··· DATA IN THIS EXERCISE ···

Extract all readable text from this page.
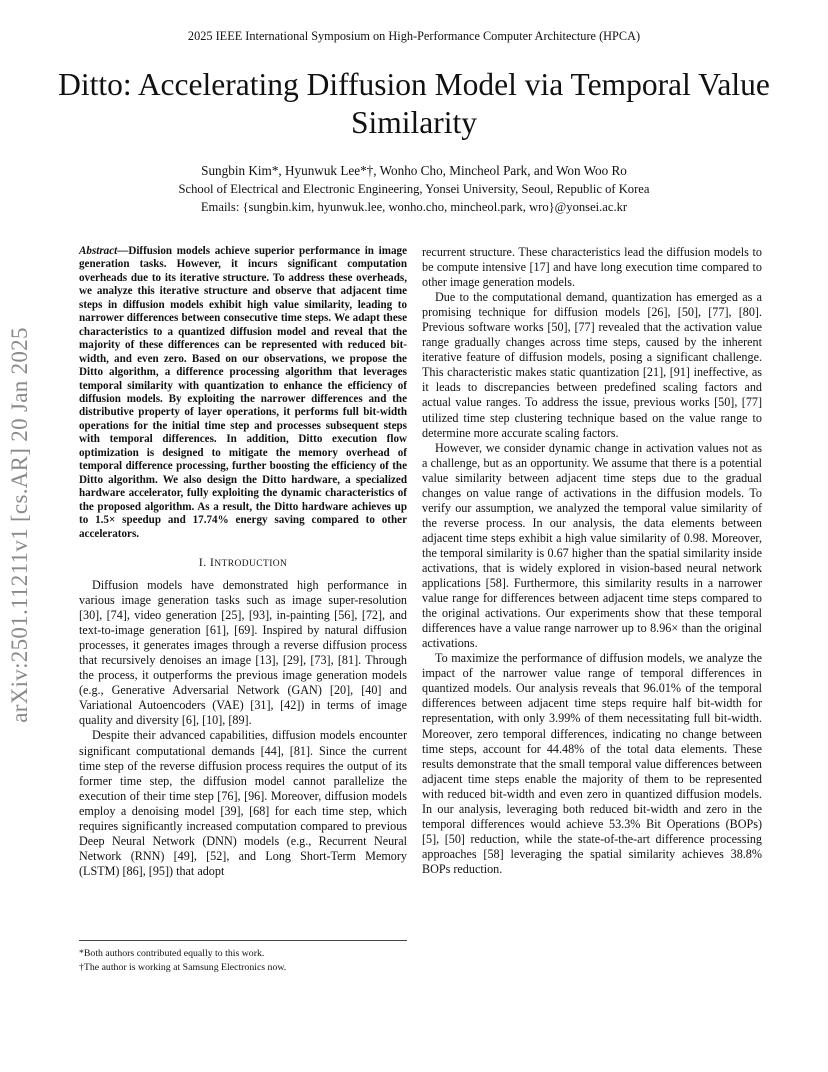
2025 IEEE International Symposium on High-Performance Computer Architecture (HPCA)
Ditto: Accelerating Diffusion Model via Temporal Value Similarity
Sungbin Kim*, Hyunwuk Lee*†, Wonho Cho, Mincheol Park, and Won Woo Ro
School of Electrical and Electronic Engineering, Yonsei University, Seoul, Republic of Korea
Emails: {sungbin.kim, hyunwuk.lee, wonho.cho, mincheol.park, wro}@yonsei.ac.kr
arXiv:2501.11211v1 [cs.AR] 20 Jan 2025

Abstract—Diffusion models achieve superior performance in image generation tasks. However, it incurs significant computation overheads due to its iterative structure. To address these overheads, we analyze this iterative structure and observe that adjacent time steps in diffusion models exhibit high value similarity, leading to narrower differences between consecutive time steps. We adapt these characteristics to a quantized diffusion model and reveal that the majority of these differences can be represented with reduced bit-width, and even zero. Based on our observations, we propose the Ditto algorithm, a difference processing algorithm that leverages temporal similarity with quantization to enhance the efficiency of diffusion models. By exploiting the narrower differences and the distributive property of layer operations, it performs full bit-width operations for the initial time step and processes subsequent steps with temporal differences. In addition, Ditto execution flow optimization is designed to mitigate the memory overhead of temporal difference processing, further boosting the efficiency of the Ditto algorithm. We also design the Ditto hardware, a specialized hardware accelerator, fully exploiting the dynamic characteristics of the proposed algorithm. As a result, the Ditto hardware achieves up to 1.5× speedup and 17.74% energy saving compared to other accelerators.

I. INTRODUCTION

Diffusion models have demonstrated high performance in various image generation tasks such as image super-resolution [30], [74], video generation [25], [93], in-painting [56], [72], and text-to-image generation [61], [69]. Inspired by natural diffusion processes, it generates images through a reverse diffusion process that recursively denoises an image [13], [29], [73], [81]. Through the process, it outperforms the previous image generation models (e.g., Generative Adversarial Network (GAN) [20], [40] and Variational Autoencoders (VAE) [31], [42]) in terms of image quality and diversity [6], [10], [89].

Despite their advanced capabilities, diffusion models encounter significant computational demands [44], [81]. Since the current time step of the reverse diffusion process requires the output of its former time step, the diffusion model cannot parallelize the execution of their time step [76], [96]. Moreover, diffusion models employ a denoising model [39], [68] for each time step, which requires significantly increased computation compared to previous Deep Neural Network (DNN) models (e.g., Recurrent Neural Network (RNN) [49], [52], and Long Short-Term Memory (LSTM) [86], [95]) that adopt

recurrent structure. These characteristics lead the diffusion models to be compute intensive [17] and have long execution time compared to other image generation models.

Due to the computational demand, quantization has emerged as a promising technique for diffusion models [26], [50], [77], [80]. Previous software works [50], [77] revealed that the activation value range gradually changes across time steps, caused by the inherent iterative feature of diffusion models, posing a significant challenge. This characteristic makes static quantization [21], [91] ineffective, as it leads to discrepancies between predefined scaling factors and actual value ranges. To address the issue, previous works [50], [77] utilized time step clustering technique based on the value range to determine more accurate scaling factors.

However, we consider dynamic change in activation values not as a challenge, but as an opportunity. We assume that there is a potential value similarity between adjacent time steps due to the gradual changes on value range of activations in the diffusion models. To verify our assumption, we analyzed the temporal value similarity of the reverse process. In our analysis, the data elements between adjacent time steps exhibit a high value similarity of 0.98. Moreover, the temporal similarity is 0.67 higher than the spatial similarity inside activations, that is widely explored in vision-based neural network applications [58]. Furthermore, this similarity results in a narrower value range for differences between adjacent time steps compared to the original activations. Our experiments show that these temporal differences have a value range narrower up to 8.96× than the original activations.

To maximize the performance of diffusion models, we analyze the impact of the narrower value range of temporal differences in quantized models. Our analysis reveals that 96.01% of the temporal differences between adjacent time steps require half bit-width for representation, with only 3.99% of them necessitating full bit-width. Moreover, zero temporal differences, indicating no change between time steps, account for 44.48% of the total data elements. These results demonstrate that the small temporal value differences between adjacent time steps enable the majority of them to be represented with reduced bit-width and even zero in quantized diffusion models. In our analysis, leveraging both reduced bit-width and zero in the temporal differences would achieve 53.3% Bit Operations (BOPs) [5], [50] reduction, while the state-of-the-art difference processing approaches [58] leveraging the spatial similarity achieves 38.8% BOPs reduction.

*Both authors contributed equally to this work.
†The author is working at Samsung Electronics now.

···

## EXERCISE INSTRUCTIONS
Every line of text is to be repeated exactly; pictures are left out.

## EXERCISE OUTPUT
Extract all readable text from this page.
2025 IEEE International Symposium on High-Performance Computer Architecture (HPCA)
Ditto: Accelerating Diffusion Model via Temporal Value Similarity
Sungbin Kim*, Hyunwuk Lee*†, Wonho Cho, Mincheol Park, and Won Woo Ro
School of Electrical and Electronic Engineering, Yonsei University, Seoul, Republic of Korea
Emails: {sungbin.kim, hyunwuk.lee, wonho.cho, mincheol.park, wro}@yonsei.ac.kr
arXiv:2501.11211v1 [cs.AR] 20 Jan 2025

Abstract—Diffusion models achieve superior performance in image generation tasks. However, it incurs significant computation overheads due to its iterative structure. To address these overheads, we analyze this iterative structure and observe that adjacent time steps in diffusion models exhibit high value similarity, leading to narrower differences between consecutive time steps. We adapt these characteristics to a quantized diffusion model and reveal that the majority of these differences can be represented with reduced bit-width, and even zero. Based on our observations, we propose the Ditto algorithm, a difference processing algorithm that leverages temporal similarity with quantization to enhance the efficiency of diffusion models. By exploiting the narrower differences and the distributive property of layer operations, it performs full bit-width operations for the initial time step and processes subsequent steps with temporal differences. In addition, Ditto execution flow optimization is designed to mitigate the memory overhead of temporal difference processing, further boosting the efficiency of the Ditto algorithm. We also design the Ditto hardware, a specialized hardware accelerator, fully exploiting the dynamic characteristics of the proposed algorithm. As a result, the Ditto hardware achieves up to 1.5× speedup and 17.74% energy saving compared to other accelerators.

I. INTRODUCTION

Diffusion models have demonstrated high performance in various image generation tasks such as image super-resolution [30], [74], video generation [25], [93], in-painting [56], [72], and text-to-image generation [61], [69]. Inspired by natural diffusion processes, it generates images through a reverse diffusion process that recursively denoises an image [13], [29], [73], [81]. Through the process, it outperforms the previous image generation models (e.g., Generative Adversarial Network (GAN) [20], [40] and Variational Autoencoders (VAE) [31], [42]) in terms of image quality and diversity [6], [10], [89].

Despite their advanced capabilities, diffusion models encounter significant computational demands [44], [81]. Since the current time step of the reverse diffusion process requires the output of its former time step, the diffusion model cannot parallelize the execution of their time step [76], [96]. Moreover, diffusion models employ a denoising model [39], [68] for each time step, which requires significantly increased computation compared to previous Deep Neural Network (DNN) models (e.g., Recurrent Neural Network (RNN) [49], [52], and Long Short-Term Memory (LSTM) [86], [95]) that adopt

recurrent structure. These characteristics lead the diffusion models to be compute intensive [17] and have long execution time compared to other image generation models.

Due to the computational demand, quantization has emerged as a promising technique for diffusion models [26], [50], [77], [80]. Previous software works [50], [77] revealed that the activation value range gradually changes across time steps, caused by the inherent iterative feature of diffusion models, posing a significant challenge. This characteristic makes static quantization [21], [91] ineffective, as it leads to discrepancies between predefined scaling factors and actual value ranges. To address the issue, previous works [50], [77] utilized time step clustering technique based on the value range to determine more accurate scaling factors.

However, we consider dynamic change in activation values not as a challenge, but as an opportunity. We assume that there is a potential value similarity between adjacent time steps due to the gradual changes on value range of activations in the diffusion models. To verify our assumption, we analyzed the temporal value similarity of the reverse process. In our analysis, the data elements between adjacent time steps exhibit a high value similarity of 0.98. Moreover, the temporal similarity is 0.67 higher than the spatial similarity inside activations, that is widely explored in vision-based neural network applications [58]. Furthermore, this similarity results in a narrower value range for differences between adjacent time steps compared to the original activations. Our experiments show that these temporal differences have a value range narrower up to 8.96× than the original activations.

To maximize the performance of diffusion models, we analyze the impact of the narrower value range of temporal differences in quantized models. Our analysis reveals that 96.01% of the temporal differences between adjacent time steps require half bit-width for representation, with only 3.99% of them necessitating full bit-width. Moreover, zero temporal differences, indicating no change between time steps, account for 44.48% of the total data elements. These results demonstrate that the small temporal value differences between adjacent time steps enable the majority of them to be represented with reduced bit-width and even zero in quantized diffusion models. In our analysis, leveraging both reduced bit-width and zero in the temporal differences would achieve 53.3% Bit Operations (BOPs) [5], [50] reduction, while the state-of-the-art difference processing approaches [58] leveraging the spatial similarity achieves 38.8% BOPs reduction.

*Both authors contributed equally to this work.
†The author is working at Samsung Electronics now.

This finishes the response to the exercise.